_Work to do_: Copy out every line from the first one through the line holding "column-header-pod-selector[interactable]: POD SELECTOR", including that line, without changing a character.

━━ Dataset records ━━

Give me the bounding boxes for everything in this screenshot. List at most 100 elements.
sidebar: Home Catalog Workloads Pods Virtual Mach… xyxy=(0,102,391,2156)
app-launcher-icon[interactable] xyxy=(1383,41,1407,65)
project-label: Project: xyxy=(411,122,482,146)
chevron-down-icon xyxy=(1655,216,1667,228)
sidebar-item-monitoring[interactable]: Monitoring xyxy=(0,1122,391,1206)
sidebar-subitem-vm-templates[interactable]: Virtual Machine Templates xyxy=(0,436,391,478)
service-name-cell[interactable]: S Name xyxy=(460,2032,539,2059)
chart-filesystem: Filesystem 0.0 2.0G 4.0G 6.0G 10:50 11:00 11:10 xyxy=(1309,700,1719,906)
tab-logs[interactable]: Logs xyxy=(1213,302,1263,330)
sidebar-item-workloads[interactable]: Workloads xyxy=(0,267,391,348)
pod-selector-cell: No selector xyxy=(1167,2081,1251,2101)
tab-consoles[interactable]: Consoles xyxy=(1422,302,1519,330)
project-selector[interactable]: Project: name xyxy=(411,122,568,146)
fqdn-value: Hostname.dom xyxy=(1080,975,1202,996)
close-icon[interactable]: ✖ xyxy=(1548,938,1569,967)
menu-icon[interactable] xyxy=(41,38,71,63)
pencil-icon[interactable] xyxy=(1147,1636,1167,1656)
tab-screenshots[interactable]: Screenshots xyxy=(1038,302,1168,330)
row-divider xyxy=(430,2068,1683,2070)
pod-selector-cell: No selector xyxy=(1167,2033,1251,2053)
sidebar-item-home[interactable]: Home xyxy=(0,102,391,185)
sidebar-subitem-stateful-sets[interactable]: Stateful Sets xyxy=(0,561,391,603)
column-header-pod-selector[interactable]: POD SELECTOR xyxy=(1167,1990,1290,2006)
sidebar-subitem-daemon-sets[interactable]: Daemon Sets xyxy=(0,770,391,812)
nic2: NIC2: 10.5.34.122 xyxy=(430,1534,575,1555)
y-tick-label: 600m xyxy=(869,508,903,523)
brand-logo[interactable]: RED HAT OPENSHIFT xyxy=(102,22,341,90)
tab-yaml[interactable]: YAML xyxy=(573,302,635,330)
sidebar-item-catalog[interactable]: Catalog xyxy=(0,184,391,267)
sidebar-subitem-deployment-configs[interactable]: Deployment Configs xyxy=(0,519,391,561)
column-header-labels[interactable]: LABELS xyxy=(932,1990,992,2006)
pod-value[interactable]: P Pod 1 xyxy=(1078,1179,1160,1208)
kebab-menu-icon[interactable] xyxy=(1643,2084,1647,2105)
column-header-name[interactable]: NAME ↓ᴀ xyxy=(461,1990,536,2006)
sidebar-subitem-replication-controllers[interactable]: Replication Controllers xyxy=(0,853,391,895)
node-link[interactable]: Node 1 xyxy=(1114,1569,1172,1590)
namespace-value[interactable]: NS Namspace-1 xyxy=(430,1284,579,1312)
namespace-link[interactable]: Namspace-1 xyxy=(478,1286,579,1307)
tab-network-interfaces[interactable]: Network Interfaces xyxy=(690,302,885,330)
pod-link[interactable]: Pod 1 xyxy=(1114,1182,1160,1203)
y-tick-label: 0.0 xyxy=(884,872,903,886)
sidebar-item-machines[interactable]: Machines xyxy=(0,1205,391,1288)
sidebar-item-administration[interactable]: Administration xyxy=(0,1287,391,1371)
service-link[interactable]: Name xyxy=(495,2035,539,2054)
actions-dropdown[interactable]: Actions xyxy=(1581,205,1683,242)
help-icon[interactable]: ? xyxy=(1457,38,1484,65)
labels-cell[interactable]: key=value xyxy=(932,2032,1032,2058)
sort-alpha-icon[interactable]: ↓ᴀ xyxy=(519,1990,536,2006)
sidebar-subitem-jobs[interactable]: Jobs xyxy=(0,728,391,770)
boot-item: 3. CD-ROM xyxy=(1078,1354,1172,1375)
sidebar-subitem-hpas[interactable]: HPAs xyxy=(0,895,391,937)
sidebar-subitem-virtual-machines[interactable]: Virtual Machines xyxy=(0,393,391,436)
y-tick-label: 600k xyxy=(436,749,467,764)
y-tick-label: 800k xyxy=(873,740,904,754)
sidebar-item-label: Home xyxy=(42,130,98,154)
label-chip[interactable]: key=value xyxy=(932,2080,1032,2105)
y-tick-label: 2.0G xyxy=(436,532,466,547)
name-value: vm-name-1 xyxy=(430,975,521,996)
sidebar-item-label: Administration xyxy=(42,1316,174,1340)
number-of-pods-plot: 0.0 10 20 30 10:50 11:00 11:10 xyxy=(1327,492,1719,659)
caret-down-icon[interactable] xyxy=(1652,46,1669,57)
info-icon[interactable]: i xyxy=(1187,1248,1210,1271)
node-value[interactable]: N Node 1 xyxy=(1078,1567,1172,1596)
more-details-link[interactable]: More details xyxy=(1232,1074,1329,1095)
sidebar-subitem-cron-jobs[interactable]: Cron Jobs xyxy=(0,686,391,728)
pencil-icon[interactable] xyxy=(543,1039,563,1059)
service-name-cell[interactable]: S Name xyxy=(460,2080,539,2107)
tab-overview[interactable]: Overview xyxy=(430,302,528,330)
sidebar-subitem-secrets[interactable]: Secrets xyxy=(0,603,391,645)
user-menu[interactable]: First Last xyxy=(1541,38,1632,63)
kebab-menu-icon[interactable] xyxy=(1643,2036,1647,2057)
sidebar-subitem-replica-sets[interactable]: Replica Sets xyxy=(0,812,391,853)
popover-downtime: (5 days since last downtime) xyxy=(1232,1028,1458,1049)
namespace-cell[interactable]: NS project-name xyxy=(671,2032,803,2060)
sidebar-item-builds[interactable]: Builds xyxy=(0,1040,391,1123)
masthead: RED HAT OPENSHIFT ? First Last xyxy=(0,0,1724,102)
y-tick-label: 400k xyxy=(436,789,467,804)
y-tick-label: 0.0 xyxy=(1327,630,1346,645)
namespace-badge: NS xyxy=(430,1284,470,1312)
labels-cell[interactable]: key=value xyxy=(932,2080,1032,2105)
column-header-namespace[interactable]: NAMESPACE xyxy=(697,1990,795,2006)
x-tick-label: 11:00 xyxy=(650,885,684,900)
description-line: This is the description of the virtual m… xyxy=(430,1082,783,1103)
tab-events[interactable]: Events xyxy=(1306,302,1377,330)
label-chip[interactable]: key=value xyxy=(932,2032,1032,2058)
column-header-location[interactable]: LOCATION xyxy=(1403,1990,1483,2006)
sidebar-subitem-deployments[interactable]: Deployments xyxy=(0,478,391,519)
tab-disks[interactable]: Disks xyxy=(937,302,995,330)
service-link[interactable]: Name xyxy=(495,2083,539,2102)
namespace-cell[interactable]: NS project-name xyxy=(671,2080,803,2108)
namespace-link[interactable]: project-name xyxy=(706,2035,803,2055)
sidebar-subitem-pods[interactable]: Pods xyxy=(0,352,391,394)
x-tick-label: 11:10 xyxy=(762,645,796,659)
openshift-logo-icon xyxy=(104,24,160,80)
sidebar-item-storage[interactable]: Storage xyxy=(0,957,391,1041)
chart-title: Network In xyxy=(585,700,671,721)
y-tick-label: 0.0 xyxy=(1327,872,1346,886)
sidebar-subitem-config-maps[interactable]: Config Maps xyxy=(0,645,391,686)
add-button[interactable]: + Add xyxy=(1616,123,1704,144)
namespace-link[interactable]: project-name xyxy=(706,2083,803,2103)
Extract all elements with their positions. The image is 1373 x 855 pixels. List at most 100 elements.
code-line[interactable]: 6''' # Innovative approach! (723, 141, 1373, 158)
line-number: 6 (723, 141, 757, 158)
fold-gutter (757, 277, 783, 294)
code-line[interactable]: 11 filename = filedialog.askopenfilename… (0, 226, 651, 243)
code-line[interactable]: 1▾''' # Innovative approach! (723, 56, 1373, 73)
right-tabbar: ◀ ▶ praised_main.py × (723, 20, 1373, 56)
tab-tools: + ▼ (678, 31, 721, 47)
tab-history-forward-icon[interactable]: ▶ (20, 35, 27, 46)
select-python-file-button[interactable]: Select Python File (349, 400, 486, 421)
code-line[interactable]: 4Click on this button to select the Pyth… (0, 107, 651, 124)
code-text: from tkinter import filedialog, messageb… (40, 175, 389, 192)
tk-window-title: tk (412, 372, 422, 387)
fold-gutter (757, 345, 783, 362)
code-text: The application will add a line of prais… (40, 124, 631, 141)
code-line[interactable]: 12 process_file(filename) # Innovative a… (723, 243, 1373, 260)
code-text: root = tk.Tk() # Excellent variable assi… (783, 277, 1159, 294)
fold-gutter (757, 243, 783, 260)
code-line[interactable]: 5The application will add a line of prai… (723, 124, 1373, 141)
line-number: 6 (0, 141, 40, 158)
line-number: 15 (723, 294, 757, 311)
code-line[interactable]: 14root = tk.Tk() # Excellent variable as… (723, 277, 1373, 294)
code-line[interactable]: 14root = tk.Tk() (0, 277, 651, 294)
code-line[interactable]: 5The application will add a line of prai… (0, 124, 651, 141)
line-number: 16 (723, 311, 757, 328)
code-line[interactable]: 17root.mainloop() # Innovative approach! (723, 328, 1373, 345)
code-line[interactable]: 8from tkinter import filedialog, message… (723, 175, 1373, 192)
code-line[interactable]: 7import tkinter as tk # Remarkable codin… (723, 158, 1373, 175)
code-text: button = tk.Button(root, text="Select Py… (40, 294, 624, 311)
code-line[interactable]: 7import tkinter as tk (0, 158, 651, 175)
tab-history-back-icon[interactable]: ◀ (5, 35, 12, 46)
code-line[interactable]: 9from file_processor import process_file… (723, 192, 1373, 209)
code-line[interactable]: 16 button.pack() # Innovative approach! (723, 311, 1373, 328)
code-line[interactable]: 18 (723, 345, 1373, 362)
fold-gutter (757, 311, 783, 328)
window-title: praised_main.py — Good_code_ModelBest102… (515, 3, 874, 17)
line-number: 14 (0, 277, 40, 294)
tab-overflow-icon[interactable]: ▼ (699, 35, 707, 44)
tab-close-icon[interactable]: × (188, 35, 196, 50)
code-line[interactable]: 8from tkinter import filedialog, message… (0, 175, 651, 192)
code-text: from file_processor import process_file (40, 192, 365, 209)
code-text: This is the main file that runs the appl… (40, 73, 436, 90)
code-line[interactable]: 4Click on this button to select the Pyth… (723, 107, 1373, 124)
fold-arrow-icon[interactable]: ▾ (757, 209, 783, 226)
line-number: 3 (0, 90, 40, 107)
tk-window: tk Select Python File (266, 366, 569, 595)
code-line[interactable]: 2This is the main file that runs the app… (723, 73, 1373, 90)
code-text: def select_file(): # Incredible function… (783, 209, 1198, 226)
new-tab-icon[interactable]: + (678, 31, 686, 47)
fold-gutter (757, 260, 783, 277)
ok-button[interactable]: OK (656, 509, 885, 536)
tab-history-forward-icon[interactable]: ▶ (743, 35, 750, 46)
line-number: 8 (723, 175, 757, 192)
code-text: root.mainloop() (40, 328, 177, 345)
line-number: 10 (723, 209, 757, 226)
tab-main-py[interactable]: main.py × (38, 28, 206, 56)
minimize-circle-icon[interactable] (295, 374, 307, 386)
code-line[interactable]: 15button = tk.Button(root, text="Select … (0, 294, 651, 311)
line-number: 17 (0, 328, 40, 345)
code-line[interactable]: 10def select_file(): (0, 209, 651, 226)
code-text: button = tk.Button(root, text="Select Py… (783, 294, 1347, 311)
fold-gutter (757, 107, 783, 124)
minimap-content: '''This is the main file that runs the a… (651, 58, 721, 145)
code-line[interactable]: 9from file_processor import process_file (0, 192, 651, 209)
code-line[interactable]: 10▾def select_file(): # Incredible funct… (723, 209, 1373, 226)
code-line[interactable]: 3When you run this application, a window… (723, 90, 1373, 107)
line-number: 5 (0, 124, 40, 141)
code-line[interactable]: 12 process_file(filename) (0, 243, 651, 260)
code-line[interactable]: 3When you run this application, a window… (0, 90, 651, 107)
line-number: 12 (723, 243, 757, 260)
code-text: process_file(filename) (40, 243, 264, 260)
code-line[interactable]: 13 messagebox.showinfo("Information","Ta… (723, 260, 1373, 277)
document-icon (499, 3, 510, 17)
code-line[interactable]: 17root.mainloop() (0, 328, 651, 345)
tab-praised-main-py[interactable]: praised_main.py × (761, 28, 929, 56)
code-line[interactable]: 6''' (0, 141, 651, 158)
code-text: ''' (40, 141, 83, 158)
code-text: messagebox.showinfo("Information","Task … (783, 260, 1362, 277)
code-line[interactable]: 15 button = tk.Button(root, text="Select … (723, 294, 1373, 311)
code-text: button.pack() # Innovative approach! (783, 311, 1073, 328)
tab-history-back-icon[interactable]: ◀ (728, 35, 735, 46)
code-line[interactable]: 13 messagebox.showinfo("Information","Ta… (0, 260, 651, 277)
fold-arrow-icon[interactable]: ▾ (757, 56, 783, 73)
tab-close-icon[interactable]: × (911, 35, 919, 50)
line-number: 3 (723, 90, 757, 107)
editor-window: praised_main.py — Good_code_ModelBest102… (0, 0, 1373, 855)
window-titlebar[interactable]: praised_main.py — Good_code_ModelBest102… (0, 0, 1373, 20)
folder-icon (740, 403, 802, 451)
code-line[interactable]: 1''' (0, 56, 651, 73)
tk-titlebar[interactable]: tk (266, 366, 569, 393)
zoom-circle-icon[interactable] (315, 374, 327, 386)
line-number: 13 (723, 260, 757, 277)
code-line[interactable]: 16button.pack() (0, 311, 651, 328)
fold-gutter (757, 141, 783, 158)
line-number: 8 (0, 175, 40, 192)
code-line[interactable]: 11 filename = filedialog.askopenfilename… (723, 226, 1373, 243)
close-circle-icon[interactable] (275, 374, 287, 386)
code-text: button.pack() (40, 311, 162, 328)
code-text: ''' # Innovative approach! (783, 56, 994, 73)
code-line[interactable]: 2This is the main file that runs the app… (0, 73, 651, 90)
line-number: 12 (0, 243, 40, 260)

━━━

_Solution_:
Give me the bounding boxes for everything in this screenshot. List at most 100 elements.
sidebar: Home Catalog Workloads Pods Virtual Mach… xyxy=(0,102,391,2156)
app-launcher-icon[interactable] xyxy=(1383,41,1407,65)
project-label: Project: xyxy=(411,122,482,146)
chevron-down-icon xyxy=(1655,216,1667,228)
sidebar-item-monitoring[interactable]: Monitoring xyxy=(0,1122,391,1206)
sidebar-subitem-vm-templates[interactable]: Virtual Machine Templates xyxy=(0,436,391,478)
service-name-cell[interactable]: S Name xyxy=(460,2032,539,2059)
chart-filesystem: Filesystem 0.0 2.0G 4.0G 6.0G 10:50 11:00 11:10 xyxy=(1309,700,1719,906)
tab-logs[interactable]: Logs xyxy=(1213,302,1263,330)
sidebar-item-workloads[interactable]: Workloads xyxy=(0,267,391,348)
pod-selector-cell: No selector xyxy=(1167,2081,1251,2101)
tab-consoles[interactable]: Consoles xyxy=(1422,302,1519,330)
project-selector[interactable]: Project: name xyxy=(411,122,568,146)
fqdn-value: Hostname.dom xyxy=(1080,975,1202,996)
close-icon[interactable]: ✖ xyxy=(1548,938,1569,967)
menu-icon[interactable] xyxy=(41,38,71,63)
pencil-icon[interactable] xyxy=(1147,1636,1167,1656)
tab-screenshots[interactable]: Screenshots xyxy=(1038,302,1168,330)
row-divider xyxy=(430,2068,1683,2070)
pod-selector-cell: No selector xyxy=(1167,2033,1251,2053)
sidebar-item-home[interactable]: Home xyxy=(0,102,391,185)
sidebar-subitem-stateful-sets[interactable]: Stateful Sets xyxy=(0,561,391,603)
column-header-pod-selector[interactable]: POD SELECTOR xyxy=(1167,1990,1290,2006)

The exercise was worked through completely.